* _Problem details_: Lines with the word "should" are the answer; copy each of them from the data below.

* _Supplied records_:

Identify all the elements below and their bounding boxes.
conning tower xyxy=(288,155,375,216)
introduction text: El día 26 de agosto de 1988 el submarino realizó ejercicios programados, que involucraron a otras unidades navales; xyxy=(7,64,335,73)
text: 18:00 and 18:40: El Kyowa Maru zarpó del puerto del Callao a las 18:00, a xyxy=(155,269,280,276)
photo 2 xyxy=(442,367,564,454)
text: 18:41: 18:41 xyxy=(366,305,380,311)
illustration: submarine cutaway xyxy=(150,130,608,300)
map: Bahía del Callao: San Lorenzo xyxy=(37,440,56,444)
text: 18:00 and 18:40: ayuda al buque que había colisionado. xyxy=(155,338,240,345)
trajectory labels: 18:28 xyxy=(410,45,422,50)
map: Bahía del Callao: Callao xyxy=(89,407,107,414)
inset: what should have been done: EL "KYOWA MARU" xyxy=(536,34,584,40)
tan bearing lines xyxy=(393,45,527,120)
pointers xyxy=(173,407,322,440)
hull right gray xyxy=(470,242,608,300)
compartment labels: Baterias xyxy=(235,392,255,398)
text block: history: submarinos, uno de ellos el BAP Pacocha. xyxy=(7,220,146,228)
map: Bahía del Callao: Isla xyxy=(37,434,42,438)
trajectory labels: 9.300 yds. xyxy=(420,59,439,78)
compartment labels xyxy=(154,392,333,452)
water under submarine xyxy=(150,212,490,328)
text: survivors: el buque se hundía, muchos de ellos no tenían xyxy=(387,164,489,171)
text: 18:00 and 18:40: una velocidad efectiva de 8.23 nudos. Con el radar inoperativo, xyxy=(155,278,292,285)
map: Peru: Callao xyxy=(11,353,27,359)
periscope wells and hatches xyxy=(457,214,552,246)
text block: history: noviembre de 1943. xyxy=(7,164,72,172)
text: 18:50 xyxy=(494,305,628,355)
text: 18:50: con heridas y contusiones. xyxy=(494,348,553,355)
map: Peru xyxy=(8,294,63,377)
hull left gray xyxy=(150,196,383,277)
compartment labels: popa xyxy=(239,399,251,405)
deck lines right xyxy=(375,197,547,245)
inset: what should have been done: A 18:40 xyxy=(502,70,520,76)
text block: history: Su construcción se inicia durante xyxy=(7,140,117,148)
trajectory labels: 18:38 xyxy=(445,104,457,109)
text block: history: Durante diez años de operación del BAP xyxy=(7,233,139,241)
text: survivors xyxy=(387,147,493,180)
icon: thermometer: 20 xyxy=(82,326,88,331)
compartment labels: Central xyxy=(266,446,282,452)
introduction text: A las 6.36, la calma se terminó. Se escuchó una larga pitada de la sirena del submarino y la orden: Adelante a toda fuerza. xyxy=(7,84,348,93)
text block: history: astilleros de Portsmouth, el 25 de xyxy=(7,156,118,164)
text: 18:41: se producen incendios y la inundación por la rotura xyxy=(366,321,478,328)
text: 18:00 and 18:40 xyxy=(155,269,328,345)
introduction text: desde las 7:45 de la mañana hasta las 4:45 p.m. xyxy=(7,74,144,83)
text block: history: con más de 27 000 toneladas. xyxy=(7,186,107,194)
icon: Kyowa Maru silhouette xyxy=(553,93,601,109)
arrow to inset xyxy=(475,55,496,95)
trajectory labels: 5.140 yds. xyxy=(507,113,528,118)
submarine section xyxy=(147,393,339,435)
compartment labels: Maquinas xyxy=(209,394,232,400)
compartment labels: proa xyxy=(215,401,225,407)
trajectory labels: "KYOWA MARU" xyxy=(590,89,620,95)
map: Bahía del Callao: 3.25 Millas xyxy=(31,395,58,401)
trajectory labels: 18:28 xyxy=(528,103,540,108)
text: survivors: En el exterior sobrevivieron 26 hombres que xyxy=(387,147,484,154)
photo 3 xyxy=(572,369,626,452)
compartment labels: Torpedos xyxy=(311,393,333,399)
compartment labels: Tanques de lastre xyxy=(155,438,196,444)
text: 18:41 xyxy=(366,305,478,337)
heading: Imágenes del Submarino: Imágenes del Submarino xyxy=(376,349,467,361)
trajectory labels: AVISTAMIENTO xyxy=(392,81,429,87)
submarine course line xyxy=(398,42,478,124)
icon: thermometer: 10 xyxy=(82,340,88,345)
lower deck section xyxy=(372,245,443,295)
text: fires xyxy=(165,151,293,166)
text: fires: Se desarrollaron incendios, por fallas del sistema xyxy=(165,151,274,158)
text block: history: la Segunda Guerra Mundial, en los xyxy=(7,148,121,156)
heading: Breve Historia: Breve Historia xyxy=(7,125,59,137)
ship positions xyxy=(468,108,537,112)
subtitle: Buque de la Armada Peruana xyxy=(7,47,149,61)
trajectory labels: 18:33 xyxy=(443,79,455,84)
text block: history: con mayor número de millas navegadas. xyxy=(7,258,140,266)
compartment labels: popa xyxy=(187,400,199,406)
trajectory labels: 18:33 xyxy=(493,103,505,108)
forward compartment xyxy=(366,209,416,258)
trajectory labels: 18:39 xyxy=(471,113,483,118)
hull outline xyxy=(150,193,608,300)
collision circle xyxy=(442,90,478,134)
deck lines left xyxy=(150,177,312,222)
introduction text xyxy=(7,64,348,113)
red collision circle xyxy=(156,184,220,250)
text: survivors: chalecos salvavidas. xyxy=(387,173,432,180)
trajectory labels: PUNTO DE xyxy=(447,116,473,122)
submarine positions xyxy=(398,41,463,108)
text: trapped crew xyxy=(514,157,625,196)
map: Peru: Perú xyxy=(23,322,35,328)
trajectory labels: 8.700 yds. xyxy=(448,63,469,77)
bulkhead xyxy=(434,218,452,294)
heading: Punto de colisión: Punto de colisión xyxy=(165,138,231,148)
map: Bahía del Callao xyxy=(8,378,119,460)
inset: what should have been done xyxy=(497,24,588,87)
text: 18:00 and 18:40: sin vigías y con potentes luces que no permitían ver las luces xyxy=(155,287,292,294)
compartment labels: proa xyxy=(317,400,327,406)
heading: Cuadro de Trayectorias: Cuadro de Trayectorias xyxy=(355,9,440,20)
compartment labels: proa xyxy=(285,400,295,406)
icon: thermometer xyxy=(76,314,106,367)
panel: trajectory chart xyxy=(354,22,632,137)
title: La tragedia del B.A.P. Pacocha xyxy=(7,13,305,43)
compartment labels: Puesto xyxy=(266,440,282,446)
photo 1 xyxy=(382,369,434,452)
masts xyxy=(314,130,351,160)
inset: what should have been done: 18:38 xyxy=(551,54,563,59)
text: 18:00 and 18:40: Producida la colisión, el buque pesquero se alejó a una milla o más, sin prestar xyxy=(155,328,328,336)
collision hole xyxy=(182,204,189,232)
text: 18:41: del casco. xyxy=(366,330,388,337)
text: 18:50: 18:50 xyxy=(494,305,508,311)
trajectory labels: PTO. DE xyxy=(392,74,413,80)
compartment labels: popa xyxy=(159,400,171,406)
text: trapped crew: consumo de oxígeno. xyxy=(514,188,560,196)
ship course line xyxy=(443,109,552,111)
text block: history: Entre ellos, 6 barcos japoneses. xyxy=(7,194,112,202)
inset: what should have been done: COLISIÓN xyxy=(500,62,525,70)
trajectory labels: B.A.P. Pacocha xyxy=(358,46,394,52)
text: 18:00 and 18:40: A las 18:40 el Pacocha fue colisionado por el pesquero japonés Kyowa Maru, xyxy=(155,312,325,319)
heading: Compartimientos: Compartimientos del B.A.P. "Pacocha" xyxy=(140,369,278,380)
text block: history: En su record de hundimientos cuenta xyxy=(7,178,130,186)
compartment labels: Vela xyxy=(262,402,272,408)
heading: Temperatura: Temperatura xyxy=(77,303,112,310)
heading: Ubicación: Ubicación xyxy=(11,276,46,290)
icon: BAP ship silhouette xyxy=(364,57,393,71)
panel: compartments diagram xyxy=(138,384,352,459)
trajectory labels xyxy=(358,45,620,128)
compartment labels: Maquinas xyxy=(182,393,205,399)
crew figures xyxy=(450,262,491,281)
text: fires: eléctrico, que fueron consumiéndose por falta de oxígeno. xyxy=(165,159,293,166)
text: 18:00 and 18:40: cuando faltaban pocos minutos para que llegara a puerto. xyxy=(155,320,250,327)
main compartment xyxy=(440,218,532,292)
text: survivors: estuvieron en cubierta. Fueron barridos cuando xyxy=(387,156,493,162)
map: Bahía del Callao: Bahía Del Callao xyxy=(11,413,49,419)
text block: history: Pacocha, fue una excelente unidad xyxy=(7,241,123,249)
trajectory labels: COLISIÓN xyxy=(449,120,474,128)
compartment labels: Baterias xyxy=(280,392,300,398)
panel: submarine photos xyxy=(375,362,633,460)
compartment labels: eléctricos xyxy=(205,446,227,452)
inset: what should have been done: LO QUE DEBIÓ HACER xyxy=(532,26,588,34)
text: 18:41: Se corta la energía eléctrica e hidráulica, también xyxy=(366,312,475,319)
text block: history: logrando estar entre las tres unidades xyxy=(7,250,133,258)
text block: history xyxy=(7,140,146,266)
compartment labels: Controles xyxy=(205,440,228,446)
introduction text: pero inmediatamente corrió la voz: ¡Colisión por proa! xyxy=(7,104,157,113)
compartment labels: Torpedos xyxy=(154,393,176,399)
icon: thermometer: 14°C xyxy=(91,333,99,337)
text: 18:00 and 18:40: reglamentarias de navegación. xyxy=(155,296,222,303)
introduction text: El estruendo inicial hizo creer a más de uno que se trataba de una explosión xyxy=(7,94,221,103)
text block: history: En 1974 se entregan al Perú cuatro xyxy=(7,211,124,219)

* _Answer for this exercise_:
inset: what should have been done: EL "KYOWA MARU" xyxy=(536,34,584,40)
inset: what should have been done: A 18:40 xyxy=(502,70,520,76)
inset: what should have been done xyxy=(497,24,588,87)
inset: what should have been done: 18:38 xyxy=(551,54,563,59)
inset: what should have been done: COLISIÓN xyxy=(500,62,525,70)
inset: what should have been done: LO QUE DEBIÓ HACER xyxy=(532,26,588,34)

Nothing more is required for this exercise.